# Given entries
- - -
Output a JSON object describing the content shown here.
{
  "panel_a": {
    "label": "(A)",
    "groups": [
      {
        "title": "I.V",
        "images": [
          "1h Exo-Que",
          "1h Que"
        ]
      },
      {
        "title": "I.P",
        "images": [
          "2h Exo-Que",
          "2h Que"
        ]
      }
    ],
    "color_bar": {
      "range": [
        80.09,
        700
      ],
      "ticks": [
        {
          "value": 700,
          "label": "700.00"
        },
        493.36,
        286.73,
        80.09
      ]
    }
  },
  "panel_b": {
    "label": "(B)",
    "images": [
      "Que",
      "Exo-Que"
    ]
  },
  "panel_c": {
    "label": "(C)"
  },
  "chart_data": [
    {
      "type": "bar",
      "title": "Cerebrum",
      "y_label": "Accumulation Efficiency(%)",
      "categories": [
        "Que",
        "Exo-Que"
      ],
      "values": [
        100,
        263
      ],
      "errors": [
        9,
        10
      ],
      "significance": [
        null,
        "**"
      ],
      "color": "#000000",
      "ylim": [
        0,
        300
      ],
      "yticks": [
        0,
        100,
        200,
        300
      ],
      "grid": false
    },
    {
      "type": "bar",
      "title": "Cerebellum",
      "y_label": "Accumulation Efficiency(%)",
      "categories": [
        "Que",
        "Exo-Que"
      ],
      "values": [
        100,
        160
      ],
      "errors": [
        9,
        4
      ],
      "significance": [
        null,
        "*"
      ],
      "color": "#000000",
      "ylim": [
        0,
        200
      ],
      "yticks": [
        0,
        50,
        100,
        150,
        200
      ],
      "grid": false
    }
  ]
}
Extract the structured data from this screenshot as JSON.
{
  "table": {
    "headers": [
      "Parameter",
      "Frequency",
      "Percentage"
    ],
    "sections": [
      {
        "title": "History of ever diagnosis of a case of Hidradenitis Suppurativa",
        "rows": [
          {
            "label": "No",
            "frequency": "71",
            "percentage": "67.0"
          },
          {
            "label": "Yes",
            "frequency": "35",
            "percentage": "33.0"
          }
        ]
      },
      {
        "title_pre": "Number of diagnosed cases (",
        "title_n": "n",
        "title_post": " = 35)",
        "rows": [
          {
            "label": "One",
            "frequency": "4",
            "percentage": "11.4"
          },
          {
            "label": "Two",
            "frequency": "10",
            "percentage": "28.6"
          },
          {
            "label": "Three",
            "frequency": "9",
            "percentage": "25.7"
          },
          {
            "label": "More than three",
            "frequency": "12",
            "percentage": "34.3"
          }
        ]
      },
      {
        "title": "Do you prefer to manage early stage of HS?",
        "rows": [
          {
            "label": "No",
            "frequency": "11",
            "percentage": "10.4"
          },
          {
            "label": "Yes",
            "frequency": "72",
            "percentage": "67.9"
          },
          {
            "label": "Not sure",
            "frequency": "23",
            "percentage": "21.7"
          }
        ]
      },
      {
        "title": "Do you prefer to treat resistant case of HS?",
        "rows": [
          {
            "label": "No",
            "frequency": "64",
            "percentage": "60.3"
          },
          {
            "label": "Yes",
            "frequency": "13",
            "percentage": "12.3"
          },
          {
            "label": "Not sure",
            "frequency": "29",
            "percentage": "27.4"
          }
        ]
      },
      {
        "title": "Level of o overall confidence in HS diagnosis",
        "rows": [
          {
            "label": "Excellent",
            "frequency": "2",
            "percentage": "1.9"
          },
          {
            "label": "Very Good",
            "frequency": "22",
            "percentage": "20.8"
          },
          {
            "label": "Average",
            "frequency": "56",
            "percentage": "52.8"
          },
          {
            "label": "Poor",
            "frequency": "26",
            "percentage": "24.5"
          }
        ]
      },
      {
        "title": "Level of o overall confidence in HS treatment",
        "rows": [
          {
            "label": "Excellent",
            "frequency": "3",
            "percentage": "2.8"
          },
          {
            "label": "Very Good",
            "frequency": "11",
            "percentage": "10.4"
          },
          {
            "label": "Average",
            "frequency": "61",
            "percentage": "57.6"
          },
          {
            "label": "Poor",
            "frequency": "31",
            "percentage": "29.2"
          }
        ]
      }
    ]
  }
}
- - -
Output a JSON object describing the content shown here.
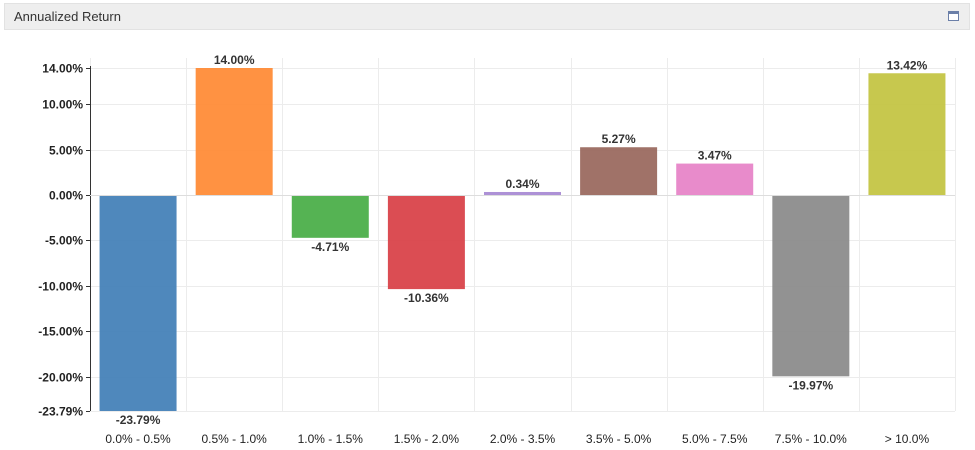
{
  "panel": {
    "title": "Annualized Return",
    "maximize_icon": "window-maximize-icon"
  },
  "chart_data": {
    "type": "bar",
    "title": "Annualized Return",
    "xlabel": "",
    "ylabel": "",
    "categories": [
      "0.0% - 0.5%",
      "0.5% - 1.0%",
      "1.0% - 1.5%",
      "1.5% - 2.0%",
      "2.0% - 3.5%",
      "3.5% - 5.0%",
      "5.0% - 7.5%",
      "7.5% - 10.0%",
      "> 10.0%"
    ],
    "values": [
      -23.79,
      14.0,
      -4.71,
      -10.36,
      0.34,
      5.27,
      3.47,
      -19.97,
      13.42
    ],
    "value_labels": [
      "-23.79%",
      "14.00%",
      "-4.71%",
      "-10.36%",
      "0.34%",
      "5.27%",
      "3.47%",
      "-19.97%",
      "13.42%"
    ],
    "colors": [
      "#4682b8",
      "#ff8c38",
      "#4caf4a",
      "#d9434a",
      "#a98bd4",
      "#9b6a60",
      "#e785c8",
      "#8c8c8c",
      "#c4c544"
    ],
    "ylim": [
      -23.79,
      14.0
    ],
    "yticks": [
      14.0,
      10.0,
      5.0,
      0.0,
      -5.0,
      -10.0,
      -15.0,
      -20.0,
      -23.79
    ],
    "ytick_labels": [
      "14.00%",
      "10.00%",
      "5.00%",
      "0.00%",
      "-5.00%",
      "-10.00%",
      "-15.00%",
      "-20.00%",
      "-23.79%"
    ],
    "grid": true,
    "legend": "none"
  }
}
- - -
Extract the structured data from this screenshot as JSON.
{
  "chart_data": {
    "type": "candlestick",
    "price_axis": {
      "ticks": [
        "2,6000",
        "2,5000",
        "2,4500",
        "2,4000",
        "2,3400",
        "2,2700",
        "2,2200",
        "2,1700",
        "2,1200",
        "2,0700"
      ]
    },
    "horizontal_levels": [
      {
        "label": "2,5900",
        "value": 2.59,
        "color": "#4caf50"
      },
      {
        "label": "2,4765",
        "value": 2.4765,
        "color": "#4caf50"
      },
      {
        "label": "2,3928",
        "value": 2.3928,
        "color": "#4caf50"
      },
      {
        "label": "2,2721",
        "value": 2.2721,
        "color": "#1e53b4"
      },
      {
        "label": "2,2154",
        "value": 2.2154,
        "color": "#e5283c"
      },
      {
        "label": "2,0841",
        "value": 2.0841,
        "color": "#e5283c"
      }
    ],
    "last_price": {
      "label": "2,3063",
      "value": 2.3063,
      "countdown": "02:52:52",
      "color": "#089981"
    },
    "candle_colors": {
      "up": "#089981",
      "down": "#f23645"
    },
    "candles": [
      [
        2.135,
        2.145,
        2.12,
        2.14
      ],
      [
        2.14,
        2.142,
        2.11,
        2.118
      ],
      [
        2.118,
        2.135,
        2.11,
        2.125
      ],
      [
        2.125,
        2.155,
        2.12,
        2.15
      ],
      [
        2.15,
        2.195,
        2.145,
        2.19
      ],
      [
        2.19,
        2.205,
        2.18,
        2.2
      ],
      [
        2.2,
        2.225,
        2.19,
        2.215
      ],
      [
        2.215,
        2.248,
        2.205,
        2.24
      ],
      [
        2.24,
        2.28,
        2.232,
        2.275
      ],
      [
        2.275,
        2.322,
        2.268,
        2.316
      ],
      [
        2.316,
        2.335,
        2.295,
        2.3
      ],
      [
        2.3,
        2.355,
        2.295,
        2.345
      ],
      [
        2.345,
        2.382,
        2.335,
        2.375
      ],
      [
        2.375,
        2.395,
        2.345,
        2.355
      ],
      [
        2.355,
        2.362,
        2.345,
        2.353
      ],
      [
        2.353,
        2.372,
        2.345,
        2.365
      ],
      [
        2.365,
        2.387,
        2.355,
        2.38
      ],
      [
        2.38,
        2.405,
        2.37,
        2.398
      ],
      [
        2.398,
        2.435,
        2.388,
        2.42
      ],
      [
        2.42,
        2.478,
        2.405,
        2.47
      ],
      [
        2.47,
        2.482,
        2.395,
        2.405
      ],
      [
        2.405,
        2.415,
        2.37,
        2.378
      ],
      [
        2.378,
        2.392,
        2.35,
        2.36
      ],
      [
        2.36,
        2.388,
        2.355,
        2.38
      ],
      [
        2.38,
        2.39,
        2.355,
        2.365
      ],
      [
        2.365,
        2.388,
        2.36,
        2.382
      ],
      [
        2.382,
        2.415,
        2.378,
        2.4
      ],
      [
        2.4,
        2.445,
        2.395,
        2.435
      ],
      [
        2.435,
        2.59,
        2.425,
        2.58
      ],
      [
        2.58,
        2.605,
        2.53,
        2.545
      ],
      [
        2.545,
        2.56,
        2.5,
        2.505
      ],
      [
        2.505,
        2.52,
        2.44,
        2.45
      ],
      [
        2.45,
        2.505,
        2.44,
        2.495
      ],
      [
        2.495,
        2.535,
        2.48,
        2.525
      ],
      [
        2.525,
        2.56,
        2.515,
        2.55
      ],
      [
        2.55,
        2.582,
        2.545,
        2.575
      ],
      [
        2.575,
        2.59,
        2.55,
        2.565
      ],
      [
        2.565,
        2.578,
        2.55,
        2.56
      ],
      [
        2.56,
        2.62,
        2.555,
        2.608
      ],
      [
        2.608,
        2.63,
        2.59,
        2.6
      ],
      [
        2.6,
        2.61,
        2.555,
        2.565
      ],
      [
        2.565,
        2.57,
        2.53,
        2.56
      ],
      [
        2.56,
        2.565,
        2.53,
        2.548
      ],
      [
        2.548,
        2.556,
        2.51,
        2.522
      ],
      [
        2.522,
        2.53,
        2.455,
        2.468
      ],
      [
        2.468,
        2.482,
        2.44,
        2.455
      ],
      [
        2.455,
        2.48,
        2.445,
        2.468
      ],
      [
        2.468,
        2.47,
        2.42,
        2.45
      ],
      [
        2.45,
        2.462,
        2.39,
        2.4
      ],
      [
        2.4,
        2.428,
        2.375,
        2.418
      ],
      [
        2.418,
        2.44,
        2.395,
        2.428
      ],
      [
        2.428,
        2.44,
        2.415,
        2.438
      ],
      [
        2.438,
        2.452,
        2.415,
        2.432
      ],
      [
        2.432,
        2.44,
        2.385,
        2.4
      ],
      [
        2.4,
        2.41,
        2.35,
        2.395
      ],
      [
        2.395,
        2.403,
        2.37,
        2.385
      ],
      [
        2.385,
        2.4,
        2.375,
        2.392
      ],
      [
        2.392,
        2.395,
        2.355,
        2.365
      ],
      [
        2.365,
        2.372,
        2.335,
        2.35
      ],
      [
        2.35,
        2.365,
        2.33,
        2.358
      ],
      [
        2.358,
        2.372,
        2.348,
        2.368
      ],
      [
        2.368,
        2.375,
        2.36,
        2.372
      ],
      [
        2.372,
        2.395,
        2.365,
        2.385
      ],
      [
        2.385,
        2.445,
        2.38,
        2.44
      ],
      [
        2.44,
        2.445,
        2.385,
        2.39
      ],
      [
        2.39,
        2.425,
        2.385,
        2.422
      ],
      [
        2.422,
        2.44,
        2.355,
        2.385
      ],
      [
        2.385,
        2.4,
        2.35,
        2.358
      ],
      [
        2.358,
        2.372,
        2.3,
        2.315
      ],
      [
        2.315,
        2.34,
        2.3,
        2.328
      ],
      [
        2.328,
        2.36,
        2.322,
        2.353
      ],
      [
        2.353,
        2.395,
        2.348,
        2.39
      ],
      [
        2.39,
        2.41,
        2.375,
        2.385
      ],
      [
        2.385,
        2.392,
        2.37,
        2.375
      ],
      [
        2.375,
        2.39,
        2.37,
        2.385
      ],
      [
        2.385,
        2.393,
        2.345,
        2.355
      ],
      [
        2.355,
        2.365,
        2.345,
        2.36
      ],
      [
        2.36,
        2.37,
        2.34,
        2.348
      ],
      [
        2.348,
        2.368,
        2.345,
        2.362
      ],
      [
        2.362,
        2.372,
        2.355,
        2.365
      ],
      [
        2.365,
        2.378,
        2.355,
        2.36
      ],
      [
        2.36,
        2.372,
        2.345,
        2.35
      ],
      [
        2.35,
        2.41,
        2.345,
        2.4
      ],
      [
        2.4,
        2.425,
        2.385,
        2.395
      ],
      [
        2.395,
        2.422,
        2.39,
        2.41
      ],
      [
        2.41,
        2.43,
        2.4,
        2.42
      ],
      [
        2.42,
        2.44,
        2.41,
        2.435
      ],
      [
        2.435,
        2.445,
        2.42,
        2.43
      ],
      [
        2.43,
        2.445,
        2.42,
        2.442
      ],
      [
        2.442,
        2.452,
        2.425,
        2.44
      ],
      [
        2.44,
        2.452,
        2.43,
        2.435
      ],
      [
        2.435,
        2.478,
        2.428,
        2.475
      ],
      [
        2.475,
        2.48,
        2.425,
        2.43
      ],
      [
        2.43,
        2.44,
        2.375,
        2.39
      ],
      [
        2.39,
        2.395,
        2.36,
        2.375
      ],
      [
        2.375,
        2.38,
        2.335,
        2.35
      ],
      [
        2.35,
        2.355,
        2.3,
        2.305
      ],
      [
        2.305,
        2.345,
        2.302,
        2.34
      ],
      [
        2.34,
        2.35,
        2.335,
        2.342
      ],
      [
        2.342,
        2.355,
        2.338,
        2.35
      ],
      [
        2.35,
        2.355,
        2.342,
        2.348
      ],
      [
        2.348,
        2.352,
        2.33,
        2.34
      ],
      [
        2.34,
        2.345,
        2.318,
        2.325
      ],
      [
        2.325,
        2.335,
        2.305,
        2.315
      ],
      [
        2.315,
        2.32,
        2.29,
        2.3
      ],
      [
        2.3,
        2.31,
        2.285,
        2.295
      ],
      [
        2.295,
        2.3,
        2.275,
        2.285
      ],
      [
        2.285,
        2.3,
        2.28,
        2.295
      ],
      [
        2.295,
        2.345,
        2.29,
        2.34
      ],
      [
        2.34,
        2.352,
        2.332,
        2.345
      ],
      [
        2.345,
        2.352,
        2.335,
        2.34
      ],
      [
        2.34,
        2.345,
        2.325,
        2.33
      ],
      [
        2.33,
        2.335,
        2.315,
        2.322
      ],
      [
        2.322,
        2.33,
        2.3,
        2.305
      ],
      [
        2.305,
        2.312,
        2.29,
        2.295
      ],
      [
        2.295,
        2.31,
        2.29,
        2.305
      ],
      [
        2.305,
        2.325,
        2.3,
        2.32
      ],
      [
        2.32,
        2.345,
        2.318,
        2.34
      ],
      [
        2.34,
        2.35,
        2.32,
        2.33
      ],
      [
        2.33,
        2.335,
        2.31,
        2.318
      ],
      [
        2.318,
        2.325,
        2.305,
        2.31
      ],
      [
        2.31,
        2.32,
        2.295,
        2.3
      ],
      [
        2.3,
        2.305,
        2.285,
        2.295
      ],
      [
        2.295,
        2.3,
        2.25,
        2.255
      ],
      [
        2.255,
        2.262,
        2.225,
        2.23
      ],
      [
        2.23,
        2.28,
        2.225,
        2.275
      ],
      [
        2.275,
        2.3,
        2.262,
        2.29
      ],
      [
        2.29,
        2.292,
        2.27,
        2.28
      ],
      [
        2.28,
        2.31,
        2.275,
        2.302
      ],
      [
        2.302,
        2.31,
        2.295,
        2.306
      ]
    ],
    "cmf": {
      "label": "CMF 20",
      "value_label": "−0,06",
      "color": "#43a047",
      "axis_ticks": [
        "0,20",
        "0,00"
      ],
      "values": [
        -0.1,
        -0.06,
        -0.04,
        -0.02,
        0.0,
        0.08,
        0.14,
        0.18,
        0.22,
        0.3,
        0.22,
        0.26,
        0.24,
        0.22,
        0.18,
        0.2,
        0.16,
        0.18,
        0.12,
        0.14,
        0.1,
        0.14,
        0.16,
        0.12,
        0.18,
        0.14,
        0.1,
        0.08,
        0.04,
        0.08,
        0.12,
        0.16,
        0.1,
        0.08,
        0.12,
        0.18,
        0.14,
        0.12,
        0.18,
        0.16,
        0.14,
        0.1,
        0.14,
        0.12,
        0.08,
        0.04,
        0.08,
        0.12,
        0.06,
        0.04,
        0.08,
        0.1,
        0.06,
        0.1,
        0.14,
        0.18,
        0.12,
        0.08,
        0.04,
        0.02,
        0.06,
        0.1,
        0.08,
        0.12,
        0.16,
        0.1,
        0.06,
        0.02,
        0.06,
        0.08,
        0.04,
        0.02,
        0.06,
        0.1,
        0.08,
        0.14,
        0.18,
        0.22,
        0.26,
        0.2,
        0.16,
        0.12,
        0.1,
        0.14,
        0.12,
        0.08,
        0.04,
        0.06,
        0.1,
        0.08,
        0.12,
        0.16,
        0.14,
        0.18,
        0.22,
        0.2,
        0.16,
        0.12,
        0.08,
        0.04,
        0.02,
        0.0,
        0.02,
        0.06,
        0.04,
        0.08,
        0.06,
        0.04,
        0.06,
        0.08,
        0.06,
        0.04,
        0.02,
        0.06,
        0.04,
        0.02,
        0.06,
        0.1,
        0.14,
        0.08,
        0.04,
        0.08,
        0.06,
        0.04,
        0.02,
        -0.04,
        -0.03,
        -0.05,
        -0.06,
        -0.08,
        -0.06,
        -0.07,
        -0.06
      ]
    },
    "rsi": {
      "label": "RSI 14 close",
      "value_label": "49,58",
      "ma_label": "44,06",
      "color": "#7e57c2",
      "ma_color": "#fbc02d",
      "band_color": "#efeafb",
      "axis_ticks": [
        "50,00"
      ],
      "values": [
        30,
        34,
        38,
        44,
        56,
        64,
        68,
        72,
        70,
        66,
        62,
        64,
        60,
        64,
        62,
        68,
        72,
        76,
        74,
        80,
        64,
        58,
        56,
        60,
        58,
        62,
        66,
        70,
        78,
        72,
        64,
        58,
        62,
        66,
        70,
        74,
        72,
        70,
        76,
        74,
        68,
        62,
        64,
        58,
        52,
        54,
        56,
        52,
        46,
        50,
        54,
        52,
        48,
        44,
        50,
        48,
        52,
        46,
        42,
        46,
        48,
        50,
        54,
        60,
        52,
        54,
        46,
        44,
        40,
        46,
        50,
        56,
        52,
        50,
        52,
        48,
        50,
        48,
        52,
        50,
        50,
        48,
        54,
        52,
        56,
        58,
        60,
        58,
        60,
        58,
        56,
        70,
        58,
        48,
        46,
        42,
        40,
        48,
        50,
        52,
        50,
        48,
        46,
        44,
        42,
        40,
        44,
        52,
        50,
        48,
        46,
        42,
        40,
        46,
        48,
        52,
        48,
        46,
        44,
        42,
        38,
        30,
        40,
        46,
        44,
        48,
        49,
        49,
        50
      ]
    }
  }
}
- - -
# Work to be completed
Which lines contain "diagnosis"? Copy each of them out.

# The output
        "title": "History of ever diagnosis of a case of Hidradenitis Suppurativa",
        "title": "Level of o overall confidence in HS diagnosis",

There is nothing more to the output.